■ Série d'exercices
1) Pour chacune des affirmations suivantes, indiquez par oui ou par non si elle est conforme au texte sur la vie à McMurdo, en citant les mots du texte qui tranchent. (a) La connexion satellite est rapide. (b) Bob vient sur place depuis plus de 40 ans. (c) Certains « travailleurs non qualifiés » sont titulaires d'un Master.
2) Rédigez la suite du texte sur la vie à McMurdo, à partir de sa dernière phrase.

■ Extrait du document
Que ce soit Bob, qui vient ici depuis plus de 40 ans, ou Hélène, 15 ans, ou une multitude d’autres « revenants », les réponses à la question « pourquoi reviens-tu toujours » sont toujours les mêmes : les gens, la variété des origines, leurs histoires. Cela fait maintenant un mois que je suis ici, et j’ai une routine bien établie. S’il y a une chose qui est toujours différente, c’est l’histoire humaine, l’histoire personnelle de chaque individu que vous rencontrez à travers votre travail, lors d’un repas, dans le salon.
Notre connexion satellite est plutôt lente ici et les téléphones portables fonctionnent à peine pour certains et pas du tout pour beaucoup. Il faut donc faire à l’ancienne : il faut interagir les uns avec les autres, il faut se parler, jouer à des jeux de société ou de cartes, faire des puzzles, jouer au ping-pong… la plupart de ces activités impliquent de communiquer, de partager. C’est à ce moment-là que les histoires sont racontées, que la « vraie vie » est décrite par rapport à la « vie sur la glace ». C’est là que les âmes sont « versées » à des inconnus que nous ne reverrons peut-être pas avant quelques semaines, une sorte de thérapie sur la glace. Sans être distraits par le fléau addictif de l’ère numérique, avec une intimité et des divertissements limités, obligés de vivre dans des dortoirs et de manger aux grandes tables du réfectoire, nous passons notre temps à nous saluer, à bavarder et parler, à écouter les autres, à lire leurs regards, à absorber leurs histoires.
Nous sommes redevenus sociaux, nous ne sommes plus transparents ou faux. Ce que nous voyons est la réalité. Pas de masque virtuel, pas de protection numérique. Nous sommes tous nus et nous nous mettons à nu, recherchant reconnaissance et approbation, amitié ou attention, afin de trouver notre place ! Et vous savez quoi, pour ceux d’entre nous, assez âgés pour avoir vécu l’ère pré-numérique, c’est un beau voyage dans le temps. Il n’y a pas de dissimulation derrière un clavier, pas d’intimidation sans conséquences, pas de d’attaques digitales anonymes, pas de photoshoping… c’est le retour à la vie communautaire, et l’on est jugé en permanence : comportement, paroles, éthique, valeurs, travail, même l’hygiène : tout y passe.
À McMurdo, en Antarctique, vous ne pouvez pas faire semblant car vous êtes observés par vos pairs 24h/24 et 7j/7. Il n’y a pas de place pour se cacher. Par conséquent, comme l’environnement, les gens sont bruts, vrais. Selon ce que vous faites, l’expérience varie aussi. Certains, par leur travail ou leurs associations, essaient de rester aussi « normaux », aussi banlieusards que possible. D’autres (techniciens de surface, plombiers, stewards, spécialistes du recyclage) parce qu’ils font face aux conséquences désagréables de certains actes égoïstes et asociaux, sont moins satisfaits de la race humaine et parlent fréquemment des « animaux » parmi nous. La grande majorité semble déjà avoir une expérience « plein air » et cultive le stéréotype de l’hybride hippie/montagnard. Cela crée un saladier intéressant où tous les groupes ne sont pas mélangés, vivent côte à côte, mais entretiennent quand même des interconnexions marginales. Nos « travailleurs non qualifiés » sont pour la plupart des personnes instruites, certaines même titulaires d’un Master. Leur formation professionnelle n’était pas nécessaire en Antarctique, et ils/elles ont donc postulé à tous les postes génériques que McMurdo avait à offrir. Ils voulaient vraiment venir sur la glace !

■ Listes de régions et d'étiquettes
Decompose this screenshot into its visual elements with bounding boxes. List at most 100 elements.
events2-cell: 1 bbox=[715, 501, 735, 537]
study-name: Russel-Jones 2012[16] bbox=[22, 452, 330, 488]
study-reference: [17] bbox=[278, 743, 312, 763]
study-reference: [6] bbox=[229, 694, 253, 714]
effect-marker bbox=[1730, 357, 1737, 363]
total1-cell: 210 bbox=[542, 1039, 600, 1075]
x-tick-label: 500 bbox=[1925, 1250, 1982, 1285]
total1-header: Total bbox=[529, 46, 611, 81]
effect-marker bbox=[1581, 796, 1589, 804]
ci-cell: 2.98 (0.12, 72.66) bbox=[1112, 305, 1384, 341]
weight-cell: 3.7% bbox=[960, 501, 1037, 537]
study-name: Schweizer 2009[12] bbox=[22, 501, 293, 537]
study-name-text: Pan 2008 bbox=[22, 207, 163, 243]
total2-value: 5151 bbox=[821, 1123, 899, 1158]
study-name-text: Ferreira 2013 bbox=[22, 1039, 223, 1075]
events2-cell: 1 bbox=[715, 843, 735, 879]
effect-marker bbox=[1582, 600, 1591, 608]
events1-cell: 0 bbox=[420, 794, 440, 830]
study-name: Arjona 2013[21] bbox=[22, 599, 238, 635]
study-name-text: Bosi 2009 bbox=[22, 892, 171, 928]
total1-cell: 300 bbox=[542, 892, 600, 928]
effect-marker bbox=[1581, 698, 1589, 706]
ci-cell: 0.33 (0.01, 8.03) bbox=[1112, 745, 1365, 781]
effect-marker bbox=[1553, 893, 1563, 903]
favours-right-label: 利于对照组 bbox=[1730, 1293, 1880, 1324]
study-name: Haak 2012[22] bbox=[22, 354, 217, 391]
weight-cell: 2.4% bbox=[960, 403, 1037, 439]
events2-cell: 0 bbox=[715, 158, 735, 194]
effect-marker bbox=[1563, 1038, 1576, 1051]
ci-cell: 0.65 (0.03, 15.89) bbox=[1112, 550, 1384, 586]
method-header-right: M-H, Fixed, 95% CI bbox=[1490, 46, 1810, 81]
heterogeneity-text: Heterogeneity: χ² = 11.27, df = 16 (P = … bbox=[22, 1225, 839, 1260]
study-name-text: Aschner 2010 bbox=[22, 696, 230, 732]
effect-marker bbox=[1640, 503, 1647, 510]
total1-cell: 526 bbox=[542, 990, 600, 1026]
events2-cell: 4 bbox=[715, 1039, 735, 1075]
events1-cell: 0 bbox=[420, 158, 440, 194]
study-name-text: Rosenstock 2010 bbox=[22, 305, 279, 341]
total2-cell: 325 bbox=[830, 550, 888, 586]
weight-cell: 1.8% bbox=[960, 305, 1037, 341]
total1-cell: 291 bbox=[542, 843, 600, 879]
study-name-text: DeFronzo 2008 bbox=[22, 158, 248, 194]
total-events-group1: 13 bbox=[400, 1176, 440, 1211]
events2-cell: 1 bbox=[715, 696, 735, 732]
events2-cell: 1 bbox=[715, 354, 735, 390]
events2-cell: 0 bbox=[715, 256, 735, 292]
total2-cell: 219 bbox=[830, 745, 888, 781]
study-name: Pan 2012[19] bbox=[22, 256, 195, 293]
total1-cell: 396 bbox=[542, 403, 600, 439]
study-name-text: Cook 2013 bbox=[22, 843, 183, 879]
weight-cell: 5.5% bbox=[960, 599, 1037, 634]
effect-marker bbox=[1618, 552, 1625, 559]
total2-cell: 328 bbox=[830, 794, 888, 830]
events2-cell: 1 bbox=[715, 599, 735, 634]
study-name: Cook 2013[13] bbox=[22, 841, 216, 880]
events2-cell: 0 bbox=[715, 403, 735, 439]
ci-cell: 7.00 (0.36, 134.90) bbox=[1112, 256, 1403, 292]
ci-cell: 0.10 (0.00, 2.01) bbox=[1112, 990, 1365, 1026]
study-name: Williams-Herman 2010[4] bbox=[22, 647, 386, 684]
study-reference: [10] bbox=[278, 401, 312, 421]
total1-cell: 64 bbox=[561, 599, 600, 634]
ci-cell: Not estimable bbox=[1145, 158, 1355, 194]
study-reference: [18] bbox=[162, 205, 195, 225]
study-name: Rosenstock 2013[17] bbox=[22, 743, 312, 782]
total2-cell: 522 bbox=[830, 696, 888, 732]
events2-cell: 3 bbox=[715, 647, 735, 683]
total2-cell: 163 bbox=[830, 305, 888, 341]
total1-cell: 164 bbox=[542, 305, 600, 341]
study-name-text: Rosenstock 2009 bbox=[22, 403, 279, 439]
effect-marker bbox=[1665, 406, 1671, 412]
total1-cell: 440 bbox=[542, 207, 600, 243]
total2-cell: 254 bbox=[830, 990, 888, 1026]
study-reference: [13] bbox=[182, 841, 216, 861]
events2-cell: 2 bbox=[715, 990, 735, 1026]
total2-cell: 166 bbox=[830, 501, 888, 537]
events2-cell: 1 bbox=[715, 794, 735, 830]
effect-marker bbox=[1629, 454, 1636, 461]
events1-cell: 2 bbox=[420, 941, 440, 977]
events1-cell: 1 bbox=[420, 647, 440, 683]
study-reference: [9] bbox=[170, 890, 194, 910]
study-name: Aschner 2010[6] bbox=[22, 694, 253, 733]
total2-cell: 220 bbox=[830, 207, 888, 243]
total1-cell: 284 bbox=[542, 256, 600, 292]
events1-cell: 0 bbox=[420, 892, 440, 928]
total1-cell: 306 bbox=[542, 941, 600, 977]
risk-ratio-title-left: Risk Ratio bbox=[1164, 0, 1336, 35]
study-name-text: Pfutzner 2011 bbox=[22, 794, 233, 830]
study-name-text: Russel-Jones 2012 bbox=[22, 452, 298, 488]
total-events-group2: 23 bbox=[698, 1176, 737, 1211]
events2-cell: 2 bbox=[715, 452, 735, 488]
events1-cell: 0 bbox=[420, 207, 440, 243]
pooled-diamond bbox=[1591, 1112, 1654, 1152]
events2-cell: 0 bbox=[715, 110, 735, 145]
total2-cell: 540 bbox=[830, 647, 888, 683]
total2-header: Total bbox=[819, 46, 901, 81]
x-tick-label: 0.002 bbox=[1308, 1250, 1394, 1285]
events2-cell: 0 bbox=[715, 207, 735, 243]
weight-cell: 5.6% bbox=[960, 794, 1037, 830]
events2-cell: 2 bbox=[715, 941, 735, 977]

■ Réponses à l'exercice
1)
(a) Non : « Notre connexion satellite est plutôt lente ici ».
(b) Oui : « Bob, qui vient ici depuis plus de 40 ans ».
(c) Oui : « certaines même titulaires d’un Master ».

2)
Dirigez, suivez ou écartez-vous. C’est ainsi que cela fonctionne et a toujours fonctionné dans une société humaine. Certains sont des leaders nés, certains sont de grands suiveurs, et certains aiment simplement vivre leur vie tranquillement en marge des agitations de la vie collective. Après un mois ici, les regards, les visages, les attitudes, les voix et les rires des leaders sont facilement reconnaissables. Leurs prénoms sont connus. Ils se démarquent et leur présence est recherchée ou simplement appréciée. Les « marginaux » sont également perceptibles. Ce sont des individus discrets, parfois maladroits, et évidemment mal à l’aise lorsqu’ils sont mis en lumière. Ils se démarquent en essayant de ne pas le faire. Les autres, ceux qui suivent, vivent simplement entre les deux autres groupes, parfois partie prenante au spectacle de la vie sur la glace, mais la plupart du temps content de suivre son flux régulé et rassurant.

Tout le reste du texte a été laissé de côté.